**Jobs**
1. From the article about the 1994 World Cup, list every person the text says performed at one of the tournament's ceremonies or events.
2. Carry on the article about the 1994 World Cup from the point where it stops.

**Given text**

++++++++++

The 1994 World Cup felt to the United States like an alien spacecraft landing in the hills near the Hollywood sign. It was the first time a country had been awarded the tournament without even having a professional league, and it had to commit to creating one.
The U.S. national team players were then mostly college amateurs or players in small leagues abroad. Most Americans knew nothing about soccer. Some resented it as a foreign game, while those who tried to get into it did not understand how a match could end without a winner, why there were no timeouts to grab something from the fridge, or how a game could end without a single goal.
All of that meant the organizing committee for the 1994 World Cup faced a challenge probably unlike any other host: building a World Cup from scratch, truly from scratch.
“We weren’t sure how much pure soccer fan support we would have,” Alan Rothenberg, chairman of the 1994 organizing committee, recalled in an interview with Yedioth Ahronoth. “All we knew was that Americans love a big event. We said: ‘Maybe we can count on immigrants who came from soccer countries and know what the World Cup is, but for the broader public to know and get excited, we’ll have to give them a very big American event, regardless of soccer.’”
And so Oprah Winfrey hosted the opening ceremony in Chicago; Diana Ross performed and took a penalty kick that was supposed to split the goal in two with a Hollywood effect straight out of the blockbuster “Speed,” which had come out at the same time, but she missed spectacularly; the gala before the group-stage draw included performances by Smokey Robinson and James Brown; at the draw itself, the balls were pulled, among others, by boxer Evander Holyfield, Olympic gymnastics champion Mary Lou Retton and Robin Williams, whose expected chaos became a cult moment. Whitney Houston performed at the closing ceremony.
“We made people understand that this was a major event you couldn’t miss,” Rothenberg said. “We were also pretty smart about how we distributed tickets. We released them at different times, but in relatively small quantities, so we could always say they were sold out. When you see story after story in the media about tickets being snapped up, you start to worry you’re missing something big.”
FOMO before the internet?

++++++++++

**Information supplied**

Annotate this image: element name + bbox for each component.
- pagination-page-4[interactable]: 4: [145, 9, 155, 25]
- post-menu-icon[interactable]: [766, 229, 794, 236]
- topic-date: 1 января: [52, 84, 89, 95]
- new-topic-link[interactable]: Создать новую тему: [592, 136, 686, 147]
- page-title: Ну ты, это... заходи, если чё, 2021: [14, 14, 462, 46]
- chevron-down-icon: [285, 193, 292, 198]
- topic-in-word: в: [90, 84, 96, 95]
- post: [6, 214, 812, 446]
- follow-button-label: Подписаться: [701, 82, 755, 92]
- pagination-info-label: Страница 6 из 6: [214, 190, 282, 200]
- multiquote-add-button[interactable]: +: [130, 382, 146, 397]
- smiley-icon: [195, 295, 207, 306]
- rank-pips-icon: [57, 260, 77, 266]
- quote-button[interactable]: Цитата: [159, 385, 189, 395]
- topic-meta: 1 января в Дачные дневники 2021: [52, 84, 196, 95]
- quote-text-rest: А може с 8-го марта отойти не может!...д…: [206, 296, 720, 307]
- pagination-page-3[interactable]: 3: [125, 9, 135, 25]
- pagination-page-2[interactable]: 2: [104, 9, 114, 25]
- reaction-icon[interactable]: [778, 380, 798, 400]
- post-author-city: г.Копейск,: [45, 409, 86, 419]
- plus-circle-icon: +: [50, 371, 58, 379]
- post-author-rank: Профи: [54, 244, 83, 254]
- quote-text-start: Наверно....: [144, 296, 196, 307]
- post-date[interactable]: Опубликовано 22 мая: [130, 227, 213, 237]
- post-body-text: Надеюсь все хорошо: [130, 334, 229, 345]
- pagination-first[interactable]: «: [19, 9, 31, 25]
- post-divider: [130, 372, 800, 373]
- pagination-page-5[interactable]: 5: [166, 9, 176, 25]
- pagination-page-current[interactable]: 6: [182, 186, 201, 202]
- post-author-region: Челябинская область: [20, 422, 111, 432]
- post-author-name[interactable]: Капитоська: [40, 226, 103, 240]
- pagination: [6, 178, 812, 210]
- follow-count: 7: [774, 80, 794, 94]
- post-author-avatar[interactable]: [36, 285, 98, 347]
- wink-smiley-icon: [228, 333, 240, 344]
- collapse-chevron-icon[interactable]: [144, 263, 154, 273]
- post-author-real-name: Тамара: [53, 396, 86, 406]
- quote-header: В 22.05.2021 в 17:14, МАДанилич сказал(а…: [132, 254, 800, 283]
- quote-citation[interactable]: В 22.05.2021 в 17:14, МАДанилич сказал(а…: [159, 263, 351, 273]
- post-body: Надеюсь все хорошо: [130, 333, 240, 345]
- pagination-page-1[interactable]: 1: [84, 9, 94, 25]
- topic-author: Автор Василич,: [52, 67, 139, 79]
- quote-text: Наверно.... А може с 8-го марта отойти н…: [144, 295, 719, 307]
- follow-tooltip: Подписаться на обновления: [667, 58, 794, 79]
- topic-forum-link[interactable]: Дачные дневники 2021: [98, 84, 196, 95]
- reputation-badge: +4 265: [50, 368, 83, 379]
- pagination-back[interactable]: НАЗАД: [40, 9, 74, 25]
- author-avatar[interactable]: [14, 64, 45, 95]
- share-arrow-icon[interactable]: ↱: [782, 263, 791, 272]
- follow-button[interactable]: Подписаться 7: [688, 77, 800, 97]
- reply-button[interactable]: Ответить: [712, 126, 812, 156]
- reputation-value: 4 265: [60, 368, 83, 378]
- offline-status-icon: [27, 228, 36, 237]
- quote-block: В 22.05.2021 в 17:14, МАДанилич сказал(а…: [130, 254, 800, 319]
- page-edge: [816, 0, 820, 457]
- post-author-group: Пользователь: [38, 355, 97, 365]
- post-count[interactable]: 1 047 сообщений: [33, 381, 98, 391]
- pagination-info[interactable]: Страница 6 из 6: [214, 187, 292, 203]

++++++++++

**Task responses**
1. Diana Ross, Smokey Robinson, James Brown, Whitney Houston

2.
“Exactly. We convinced FIFA to give us a replica of the trophy and took it on tour. Not just to the nine host cities, but everywhere, to generate interest, even if it was just people curious to see something they didn’t know at all.”
An American record
The 1990s were good years in the United States, and the World Cup was a true celebration, without asterisks. Part of the crowd probably did not fully understand what it was watching, but that was secondary. People danced in the streets. The event broke attendance records, with 3,587,538 total spectators and an average of 68,991 per match — records that still stand, and that no World Cup since has come close to, even after the tournament was expanded to 32 teams.
Financially, too, it was the most successful World Cup up to that point. Above all, the U.S. reached the knockout stage for the first time since 1930. The round of 16 match against Brazil on July 4 was watched by 11 million people on television. Today that may not sound like much, but at the time it was an astonishing number. The fact that the Americans were very much in the game and lost only 1-0 to the team that would go on to win the trophy created a cultural-sporting moment that helped establish soccer in the U.S. and led to the creation of MLS in 2006.
Thirty-two years after that World Cup, Americans no longer need to be told what soccer is or what the World Cup means. But Rothenberg is counting down the days with a mix of anxiety and hope.
“Everything will be fine, but there are political complications that are causing great concern,” he said. “It doesn’t seem the world is as excited to come to the U.S. as it was in 1994, and even our friends don’t like us very much right now. But here’s what I do know: The World Cup is such a huge event, and today there are already so many Americans who really love soccer and understand it, that I’m sure everything will be fine.”
A new game
Rothenberg is right. Soccer’s growth in the U.S. has been massive. About 3 million children ages 5 to 19 play in organized frameworks. It is the second most popular sport among children, at 26.5%, after basketball at 36.8% and ahead of baseball at 24.1%. On the other hand, soccer is the sport many children start, but it also loses players the fastest, for cultural and economic reasons. An athletic child will ultimately always prefer to try basketball or football and, as in every area of life in the U.S., soccer also has class and race gaps. Still, the game keeps growing.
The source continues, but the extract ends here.